Print the records exactly as they are written.

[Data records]
* * * * * * * * *
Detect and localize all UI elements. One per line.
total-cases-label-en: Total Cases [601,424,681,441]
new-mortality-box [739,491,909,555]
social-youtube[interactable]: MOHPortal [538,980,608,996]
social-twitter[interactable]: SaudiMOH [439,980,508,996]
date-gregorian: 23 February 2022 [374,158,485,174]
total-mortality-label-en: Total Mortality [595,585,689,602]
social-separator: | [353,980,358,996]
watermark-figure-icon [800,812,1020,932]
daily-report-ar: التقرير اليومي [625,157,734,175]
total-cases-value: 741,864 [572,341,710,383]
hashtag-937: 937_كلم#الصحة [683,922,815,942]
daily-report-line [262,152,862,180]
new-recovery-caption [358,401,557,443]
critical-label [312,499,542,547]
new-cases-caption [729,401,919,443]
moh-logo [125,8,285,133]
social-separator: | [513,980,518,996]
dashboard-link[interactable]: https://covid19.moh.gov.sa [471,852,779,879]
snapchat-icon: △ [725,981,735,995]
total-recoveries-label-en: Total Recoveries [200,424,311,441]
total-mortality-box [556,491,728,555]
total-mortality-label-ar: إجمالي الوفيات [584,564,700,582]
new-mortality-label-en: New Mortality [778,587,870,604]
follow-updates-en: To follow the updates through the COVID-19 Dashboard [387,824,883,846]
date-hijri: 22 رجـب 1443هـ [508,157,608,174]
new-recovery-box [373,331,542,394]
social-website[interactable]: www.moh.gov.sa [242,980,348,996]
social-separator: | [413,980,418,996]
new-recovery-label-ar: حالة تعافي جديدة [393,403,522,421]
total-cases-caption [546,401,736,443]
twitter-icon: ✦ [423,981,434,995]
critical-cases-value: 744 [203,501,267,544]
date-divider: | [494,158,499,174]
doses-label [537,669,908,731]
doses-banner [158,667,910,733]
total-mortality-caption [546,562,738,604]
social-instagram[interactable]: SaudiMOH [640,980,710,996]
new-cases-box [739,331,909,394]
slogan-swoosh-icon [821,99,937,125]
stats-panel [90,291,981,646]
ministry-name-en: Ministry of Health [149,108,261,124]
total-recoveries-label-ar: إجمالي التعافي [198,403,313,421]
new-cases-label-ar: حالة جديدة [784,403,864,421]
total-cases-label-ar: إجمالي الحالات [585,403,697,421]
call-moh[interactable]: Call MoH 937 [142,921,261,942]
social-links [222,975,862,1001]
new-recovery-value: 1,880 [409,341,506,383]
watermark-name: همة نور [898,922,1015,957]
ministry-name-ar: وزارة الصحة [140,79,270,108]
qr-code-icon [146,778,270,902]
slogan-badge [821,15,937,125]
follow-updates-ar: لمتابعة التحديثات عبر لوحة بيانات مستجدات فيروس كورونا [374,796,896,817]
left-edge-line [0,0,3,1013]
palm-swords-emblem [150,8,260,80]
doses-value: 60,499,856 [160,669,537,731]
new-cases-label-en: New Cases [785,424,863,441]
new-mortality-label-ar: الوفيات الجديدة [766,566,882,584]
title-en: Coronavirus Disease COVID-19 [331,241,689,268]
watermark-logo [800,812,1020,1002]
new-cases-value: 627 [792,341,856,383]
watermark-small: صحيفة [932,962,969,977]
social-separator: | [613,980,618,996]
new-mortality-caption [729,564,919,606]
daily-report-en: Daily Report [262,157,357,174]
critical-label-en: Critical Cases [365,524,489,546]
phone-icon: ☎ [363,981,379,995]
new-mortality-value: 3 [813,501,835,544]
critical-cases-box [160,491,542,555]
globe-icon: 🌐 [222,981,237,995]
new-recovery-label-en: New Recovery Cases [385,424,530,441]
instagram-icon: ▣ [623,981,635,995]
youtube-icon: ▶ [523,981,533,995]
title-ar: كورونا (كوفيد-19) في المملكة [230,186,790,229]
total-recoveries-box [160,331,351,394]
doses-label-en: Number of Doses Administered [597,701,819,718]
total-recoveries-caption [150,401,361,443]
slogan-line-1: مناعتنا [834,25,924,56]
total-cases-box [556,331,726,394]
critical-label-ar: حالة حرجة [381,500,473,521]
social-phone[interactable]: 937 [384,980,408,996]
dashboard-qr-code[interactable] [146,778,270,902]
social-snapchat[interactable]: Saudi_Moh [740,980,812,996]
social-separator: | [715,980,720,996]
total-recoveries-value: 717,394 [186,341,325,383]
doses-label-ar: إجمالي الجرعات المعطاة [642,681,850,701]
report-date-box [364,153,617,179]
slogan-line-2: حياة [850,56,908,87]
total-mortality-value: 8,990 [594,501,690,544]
* * * * * * * * *
Task solution |
Detect and localize all UI elements. One per line.
total-cases-label-en: Total Cases [601,424,681,441]
new-mortality-box [739,491,909,555]
social-youtube[interactable]: MOHPortal [538,980,608,996]
social-twitter[interactable]: SaudiMOH [439,980,508,996]
date-gregorian: 23 February 2022 [374,158,485,174]
total-mortality-label-en: Total Mortality [595,585,689,602]
social-separator: | [353,980,358,996]
watermark-figure-icon [800,812,1020,932]
daily-report-ar: التقرير اليومي [625,157,734,175]
total-cases-value: 741,864 [572,341,710,383]
hashtag-937: 937_كلم#الصحة [683,922,815,942]
daily-report-line [262,152,862,180]
new-recovery-caption [358,401,557,443]
critical-label [312,499,542,547]
new-cases-caption [729,401,919,443]
moh-logo [125,8,285,133]
social-separator: | [513,980,518,996]
dashboard-link[interactable]: https://covid19.moh.gov.sa [471,852,779,879]
snapchat-icon: △ [725,981,735,995]
total-recoveries-label-en: Total Recoveries [200,424,311,441]
total-mortality-box [556,491,728,555]
total-mortality-label-ar: إجمالي الوفيات [584,564,700,582]
new-mortality-label-en: New Mortality [778,587,870,604]
follow-updates-en: To follow the updates through the COVID-19 Dashboard [387,824,883,846]
date-hijri: 22 رجـب 1443هـ [508,157,608,174]
new-recovery-box [373,331,542,394]
social-website[interactable]: www.moh.gov.sa [242,980,348,996]
social-separator: | [413,980,418,996]
new-recovery-label-ar: حالة تعافي جديدة [393,403,522,421]
total-cases-caption [546,401,736,443]
twitter-icon: ✦ [423,981,434,995]
critical-cases-value: 744 [203,501,267,544]
date-divider: | [494,158,499,174]
doses-label [537,669,908,731]
doses-banner [158,667,910,733]
total-mortality-caption [546,562,738,604]
social-instagram[interactable]: SaudiMOH [640,980,710,996]
new-cases-box [739,331,909,394]
slogan-swoosh-icon [821,99,937,125]
stats-panel [90,291,981,646]
ministry-name-en: Ministry of Health [149,108,261,124]
total-recoveries-label-ar: إجمالي التعافي [198,403,313,421]
new-cases-label-ar: حالة جديدة [784,403,864,421]
total-cases-label-ar: إجمالي الحالات [585,403,697,421]
call-moh[interactable]: Call MoH 937 [142,921,261,942]
social-links [222,975,862,1001]
new-recovery-value: 1,880 [409,341,506,383]
watermark-name: همة نور [898,922,1015,957]
ministry-name-ar: وزارة الصحة [140,79,270,108]
qr-code-icon [146,778,270,902]
slogan-badge [821,15,937,125]
follow-updates-ar: لمتابعة التحديثات عبر لوحة بيانات مستجدات فيروس كورونا [374,796,896,817]
left-edge-line [0,0,3,1013]
palm-swords-emblem [150,8,260,80]
doses-value: 60,499,856 [160,669,537,731]
new-cases-label-en: New Cases [785,424,863,441]
new-mortality-label-ar: الوفيات الجديدة [766,566,882,584]
title-en: Coronavirus Disease COVID-19 [331,241,689,268]
watermark-logo [800,812,1020,1002]
new-cases-value: 627 [792,341,856,383]
watermark-small: صحيفة [932,962,969,977]
social-separator: | [613,980,618,996]
new-mortality-caption [729,564,919,606]
daily-report-en: Daily Report [262,157,357,174]
critical-label-en: Critical Cases [365,524,489,546]
phone-icon: ☎ [363,981,379,995]
new-mortality-value: 3 [813,501,835,544]
critical-cases-box [160,491,542,555]
globe-icon: 🌐 [222,981,237,995]
new-recovery-label-en: New Recovery Cases [385,424,530,441]
instagram-icon: ▣ [623,981,635,995]
youtube-icon: ▶ [523,981,533,995]
title-ar: كورونا (كوفيد-19) في المملكة [230,186,790,229]
total-recoveries-box [160,331,351,394]
doses-label-en: Number of Doses Administered [597,701,819,718]
total-recoveries-caption [150,401,361,443]
slogan-line-1: مناعتنا [834,25,924,56]
total-cases-box [556,331,726,394]
critical-label-ar: حالة حرجة [381,500,473,521]
social-phone[interactable]: 937 [384,980,408,996]
dashboard-qr-code[interactable] [146,778,270,902]
social-snapchat[interactable]: Saudi_Moh [740,980,812,996]
social-separator: | [715,980,720,996]
total-recoveries-value: 717,394 [186,341,325,383]
doses-label-ar: إجمالي الجرعات المعطاة [642,681,850,701]
report-date-box [364,153,617,179]
slogan-line-2: حياة [850,56,908,87]
total-mortality-value: 8,990 [594,501,690,544]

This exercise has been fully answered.